▶ _Entries supplied_:
-------

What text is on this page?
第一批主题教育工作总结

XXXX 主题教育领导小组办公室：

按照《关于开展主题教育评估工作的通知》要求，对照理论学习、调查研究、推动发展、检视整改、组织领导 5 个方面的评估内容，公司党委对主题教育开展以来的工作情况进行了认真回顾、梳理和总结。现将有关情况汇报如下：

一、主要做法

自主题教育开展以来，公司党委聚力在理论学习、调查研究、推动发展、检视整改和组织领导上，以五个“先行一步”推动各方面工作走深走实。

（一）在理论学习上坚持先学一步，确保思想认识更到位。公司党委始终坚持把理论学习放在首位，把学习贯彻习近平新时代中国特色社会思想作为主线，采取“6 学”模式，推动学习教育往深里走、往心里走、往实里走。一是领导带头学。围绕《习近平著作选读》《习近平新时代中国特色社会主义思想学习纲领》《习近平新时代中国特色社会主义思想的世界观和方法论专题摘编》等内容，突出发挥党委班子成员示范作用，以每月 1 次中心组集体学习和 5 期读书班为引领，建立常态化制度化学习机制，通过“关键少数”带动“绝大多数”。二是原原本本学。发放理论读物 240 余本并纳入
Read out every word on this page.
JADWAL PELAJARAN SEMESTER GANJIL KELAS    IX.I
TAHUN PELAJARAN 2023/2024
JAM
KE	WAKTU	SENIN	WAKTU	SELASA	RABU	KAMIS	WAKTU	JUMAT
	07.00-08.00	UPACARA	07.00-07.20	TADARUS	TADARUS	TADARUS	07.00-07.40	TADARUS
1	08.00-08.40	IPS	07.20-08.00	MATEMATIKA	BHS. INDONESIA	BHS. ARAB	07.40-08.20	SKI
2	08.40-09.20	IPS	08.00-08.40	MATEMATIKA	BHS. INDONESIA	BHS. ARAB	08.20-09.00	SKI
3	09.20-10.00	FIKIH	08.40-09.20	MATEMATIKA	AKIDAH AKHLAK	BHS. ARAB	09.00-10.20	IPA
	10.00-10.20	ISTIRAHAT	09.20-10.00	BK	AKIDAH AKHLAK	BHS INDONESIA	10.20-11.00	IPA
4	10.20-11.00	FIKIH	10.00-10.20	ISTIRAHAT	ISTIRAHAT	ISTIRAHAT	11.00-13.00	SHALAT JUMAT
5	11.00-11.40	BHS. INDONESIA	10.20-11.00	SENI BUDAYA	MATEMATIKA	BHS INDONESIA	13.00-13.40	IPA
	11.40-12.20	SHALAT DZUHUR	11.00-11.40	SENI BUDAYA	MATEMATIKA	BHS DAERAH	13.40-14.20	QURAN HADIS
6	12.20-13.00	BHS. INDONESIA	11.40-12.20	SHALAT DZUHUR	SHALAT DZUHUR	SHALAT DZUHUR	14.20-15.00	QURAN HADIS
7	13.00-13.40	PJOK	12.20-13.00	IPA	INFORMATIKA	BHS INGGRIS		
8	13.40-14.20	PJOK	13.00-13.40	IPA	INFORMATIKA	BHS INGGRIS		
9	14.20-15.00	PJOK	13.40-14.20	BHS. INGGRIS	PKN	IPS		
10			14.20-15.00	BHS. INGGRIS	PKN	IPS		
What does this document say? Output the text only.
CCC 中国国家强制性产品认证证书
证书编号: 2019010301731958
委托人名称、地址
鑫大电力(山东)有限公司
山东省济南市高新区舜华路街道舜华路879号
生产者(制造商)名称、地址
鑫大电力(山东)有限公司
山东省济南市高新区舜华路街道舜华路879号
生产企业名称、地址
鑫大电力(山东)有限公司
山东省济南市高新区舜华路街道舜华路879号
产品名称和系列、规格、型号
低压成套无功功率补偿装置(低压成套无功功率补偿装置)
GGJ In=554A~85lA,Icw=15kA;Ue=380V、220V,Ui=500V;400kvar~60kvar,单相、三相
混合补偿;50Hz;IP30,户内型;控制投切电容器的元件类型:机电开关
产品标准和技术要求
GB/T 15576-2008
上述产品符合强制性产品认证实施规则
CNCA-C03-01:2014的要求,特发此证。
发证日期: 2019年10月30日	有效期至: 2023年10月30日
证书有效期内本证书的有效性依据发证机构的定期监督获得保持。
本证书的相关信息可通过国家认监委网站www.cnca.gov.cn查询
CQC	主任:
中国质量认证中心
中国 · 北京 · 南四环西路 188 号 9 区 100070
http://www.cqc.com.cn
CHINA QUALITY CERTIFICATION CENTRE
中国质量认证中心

-------

▶ _Task prompt_: Copy all data exactly, start to finish.

▶ _Result_:
What text is on this page?
第一批主题教育工作总结

XXXX 主题教育领导小组办公室：

按照《关于开展主题教育评估工作的通知》要求，对照理论学习、调查研究、推动发展、检视整改、组织领导 5 个方面的评估内容，公司党委对主题教育开展以来的工作情况进行了认真回顾、梳理和总结。现将有关情况汇报如下：

一、主要做法

自主题教育开展以来，公司党委聚力在理论学习、调查研究、推动发展、检视整改和组织领导上，以五个“先行一步”推动各方面工作走深走实。

（一）在理论学习上坚持先学一步，确保思想认识更到位。公司党委始终坚持把理论学习放在首位，把学习贯彻习近平新时代中国特色社会思想作为主线，采取“6 学”模式，推动学习教育往深里走、往心里走、往实里走。一是领导带头学。围绕《习近平著作选读》《习近平新时代中国特色社会主义思想学习纲领》《习近平新时代中国特色社会主义思想的世界观和方法论专题摘编》等内容，突出发挥党委班子成员示范作用，以每月 1 次中心组集体学习和 5 期读书班为引领，建立常态化制度化学习机制，通过“关键少数”带动“绝大多数”。二是原原本本学。发放理论读物 240 余本并纳入
Read out every word on this page.
JADWAL PELAJARAN SEMESTER GANJIL KELAS    IX.I
TAHUN PELAJARAN 2023/2024
JAM
KE	WAKTU	SENIN	WAKTU	SELASA	RABU	KAMIS	WAKTU	JUMAT
	07.00-08.00	UPACARA	07.00-07.20	TADARUS	TADARUS	TADARUS	07.00-07.40	TADARUS
1	08.00-08.40	IPS	07.20-08.00	MATEMATIKA	BHS. INDONESIA	BHS. ARAB	07.40-08.20	SKI
2	08.40-09.20	IPS	08.00-08.40	MATEMATIKA	BHS. INDONESIA	BHS. ARAB	08.20-09.00	SKI
3	09.20-10.00	FIKIH	08.40-09.20	MATEMATIKA	AKIDAH AKHLAK	BHS. ARAB	09.00-10.20	IPA
	10.00-10.20	ISTIRAHAT	09.20-10.00	BK	AKIDAH AKHLAK	BHS INDONESIA	10.20-11.00	IPA
4	10.20-11.00	FIKIH	10.00-10.20	ISTIRAHAT	ISTIRAHAT	ISTIRAHAT	11.00-13.00	SHALAT JUMAT
5	11.00-11.40	BHS. INDONESIA	10.20-11.00	SENI BUDAYA	MATEMATIKA	BHS INDONESIA	13.00-13.40	IPA
	11.40-12.20	SHALAT DZUHUR	11.00-11.40	SENI BUDAYA	MATEMATIKA	BHS DAERAH	13.40-14.20	QURAN HADIS
6	12.20-13.00	BHS. INDONESIA	11.40-12.20	SHALAT DZUHUR	SHALAT DZUHUR	SHALAT DZUHUR	14.20-15.00	QURAN HADIS
7	13.00-13.40	PJOK	12.20-13.00	IPA	INFORMATIKA	BHS INGGRIS		
8	13.40-14.20	PJOK	13.00-13.40	IPA	INFORMATIKA	BHS INGGRIS		
9	14.20-15.00	PJOK	13.40-14.20	BHS. INGGRIS	PKN	IPS		
10			14.20-15.00	BHS. INGGRIS	PKN	IPS		
What does this document say? Output the text only.
CCC 中国国家强制性产品认证证书
证书编号: 2019010301731958
委托人名称、地址
鑫大电力(山东)有限公司
山东省济南市高新区舜华路街道舜华路879号
生产者(制造商)名称、地址
鑫大电力(山东)有限公司
山东省济南市高新区舜华路街道舜华路879号
生产企业名称、地址
鑫大电力(山东)有限公司
山东省济南市高新区舜华路街道舜华路879号
产品名称和系列、规格、型号
低压成套无功功率补偿装置(低压成套无功功率补偿装置)
GGJ In=554A~85lA,Icw=15kA;Ue=380V、220V,Ui=500V;400kvar~60kvar,单相、三相
混合补偿;50Hz;IP30,户内型;控制投切电容器的元件类型:机电开关
产品标准和技术要求
GB/T 15576-2008
上述产品符合强制性产品认证实施规则
CNCA-C03-01:2014的要求,特发此证。
发证日期: 2019年10月30日	有效期至: 2023年10月30日
证书有效期内本证书的有效性依据发证机构的定期监督获得保持。
本证书的相关信息可通过国家认监委网站www.cnca.gov.cn查询
CQC	主任:
中国质量认证中心
中国 · 北京 · 南四环西路 188 号 9 区 100070
http://www.cqc.com.cn
CHINA QUALITY CERTIFICATION CENTRE
中国质量认证中心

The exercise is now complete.